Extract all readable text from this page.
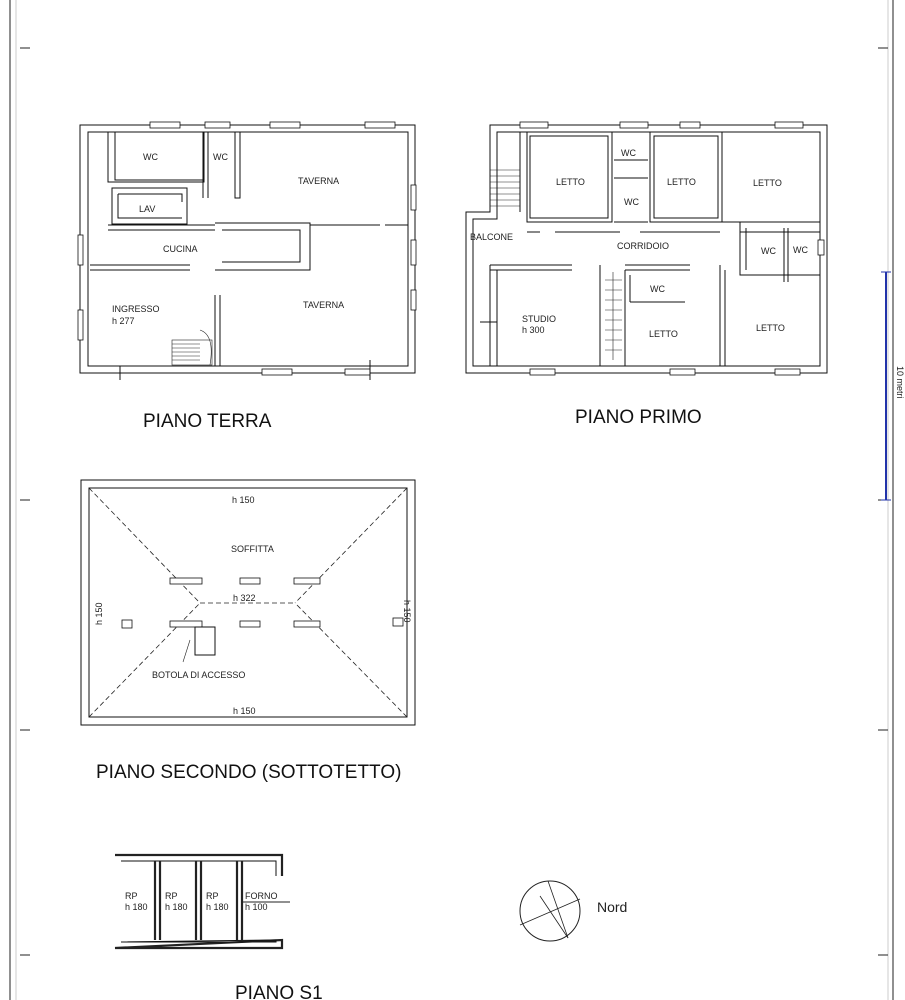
10 metri
WC	WC
LAV
CUCINA
TAVERNA
TAVERNA
INGRESSO
h 277
PIANO TERRA
LETTO
WC
WC
LETTO	LETTO
BALCONE
CORRIDOIO	WC WC
STUDIO
h 300
WC
LETTO
LETTO
PIANO PRIMO
h 150
SOFFITTA
h 322
h 150	h 150
BOTOLA DI ACCESSO
h 150
PIANO SECONDO (SOTTOTETTO)
RP
h 180
RP
h 180
RP
h 180
FORNO
h 100
PIANO S1
Nord
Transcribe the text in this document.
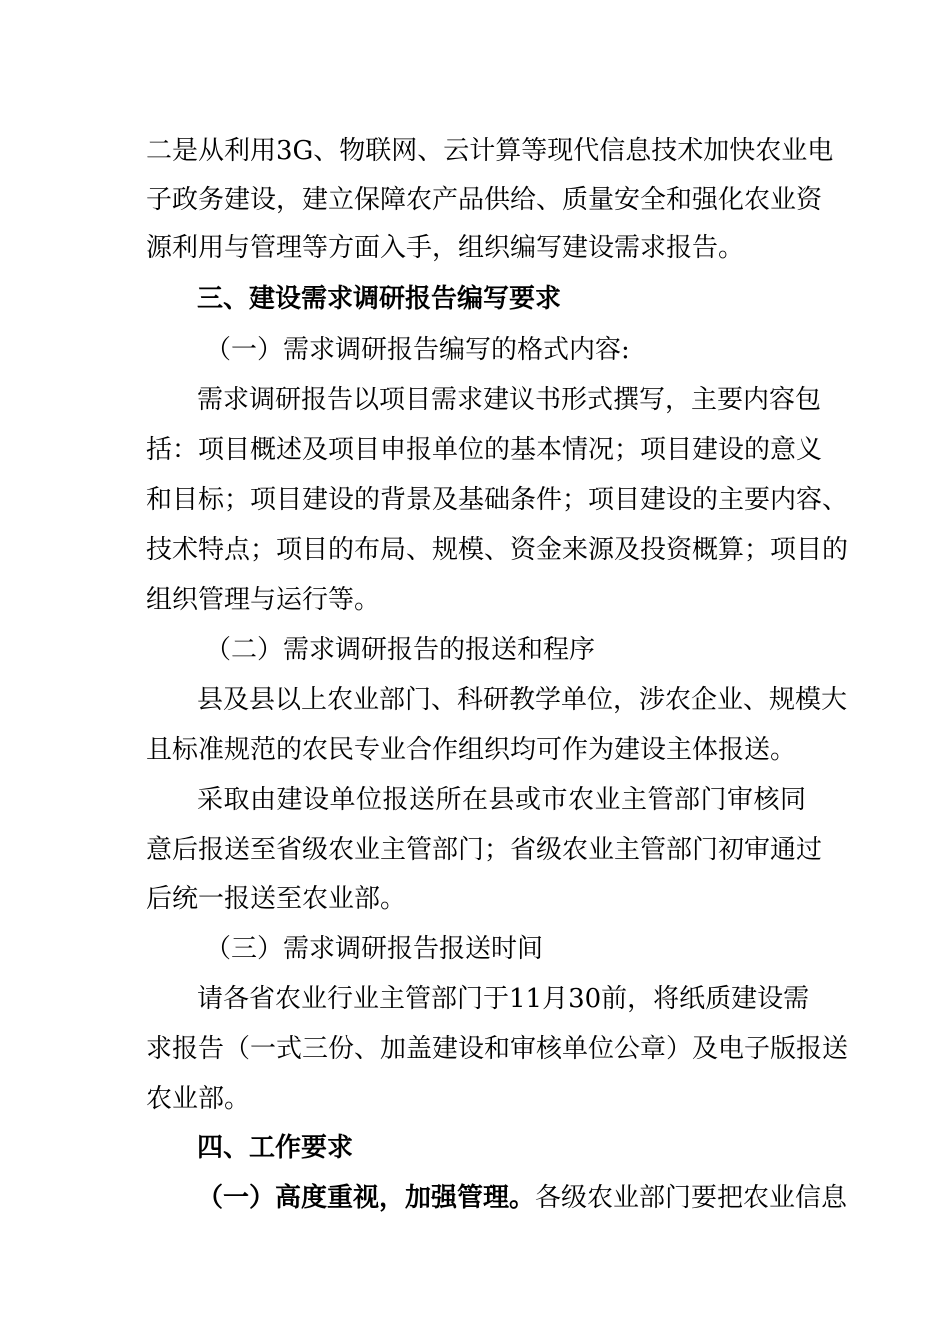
二是从利用3G、物联网、云计算等现代信息技术加快农业电
子政务建设，建立保障农产品供给、质量安全和强化农业资
源利用与管理等方面入手，组织编写建设需求报告。
三、建设需求调研报告编写要求
（一）需求调研报告编写的格式内容:
需求调研报告以项目需求建议书形式撰写，主要内容包
括：项目概述及项目申报单位的基本情况；项目建设的意义
和目标；项目建设的背景及基础条件；项目建设的主要内容、
技术特点；项目的布局、规模、资金来源及投资概算；项目的
组织管理与运行等。
（二）需求调研报告的报送和程序
县及县以上农业部门、科研教学单位，涉农企业、规模大
且标准规范的农民专业合作组织均可作为建设主体报送。
采取由建设单位报送所在县或市农业主管部门审核同
意后报送至省级农业主管部门；省级农业主管部门初审通过
后统一报送至农业部。
（三）需求调研报告报送时间
请各省农业行业主管部门于11月30前，将纸质建设需
求报告（一式三份、加盖建设和审核单位公章）及电子版报送
农业部。
四、工作要求
（一）高度重视，加强管理。各级农业部门要把农业信息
———
== Exercise goal ==
Retype every record above exactly as written, but leave out the pictures.

== Task answer ==
Extract all readable text from this page.
10 metri
WC	WC
LAV
CUCINA
TAVERNA
TAVERNA
INGRESSO
h 277
PIANO TERRA
LETTO
WC
WC
LETTO	LETTO
BALCONE
CORRIDOIO	WC WC
STUDIO
h 300
WC
LETTO
LETTO
PIANO PRIMO
h 150
SOFFITTA
h 322
h 150	h 150
BOTOLA DI ACCESSO
h 150
PIANO SECONDO (SOTTOTETTO)
RP
h 180
RP
h 180
RP
h 180
FORNO
h 100
PIANO S1
Nord
Transcribe the text in this document.
二是从利用3G、物联网、云计算等现代信息技术加快农业电
子政务建设，建立保障农产品供给、质量安全和强化农业资
源利用与管理等方面入手，组织编写建设需求报告。
三、建设需求调研报告编写要求
（一）需求调研报告编写的格式内容:
需求调研报告以项目需求建议书形式撰写，主要内容包
括：项目概述及项目申报单位的基本情况；项目建设的意义
和目标；项目建设的背景及基础条件；项目建设的主要内容、
技术特点；项目的布局、规模、资金来源及投资概算；项目的
组织管理与运行等。
（二）需求调研报告的报送和程序
县及县以上农业部门、科研教学单位，涉农企业、规模大
且标准规范的农民专业合作组织均可作为建设主体报送。
采取由建设单位报送所在县或市农业主管部门审核同
意后报送至省级农业主管部门；省级农业主管部门初审通过
后统一报送至农业部。
（三）需求调研报告报送时间
请各省农业行业主管部门于11月30前，将纸质建设需
求报告（一式三份、加盖建设和审核单位公章）及电子版报送
农业部。
四、工作要求
（一）高度重视，加强管理。各级农业部门要把农业信息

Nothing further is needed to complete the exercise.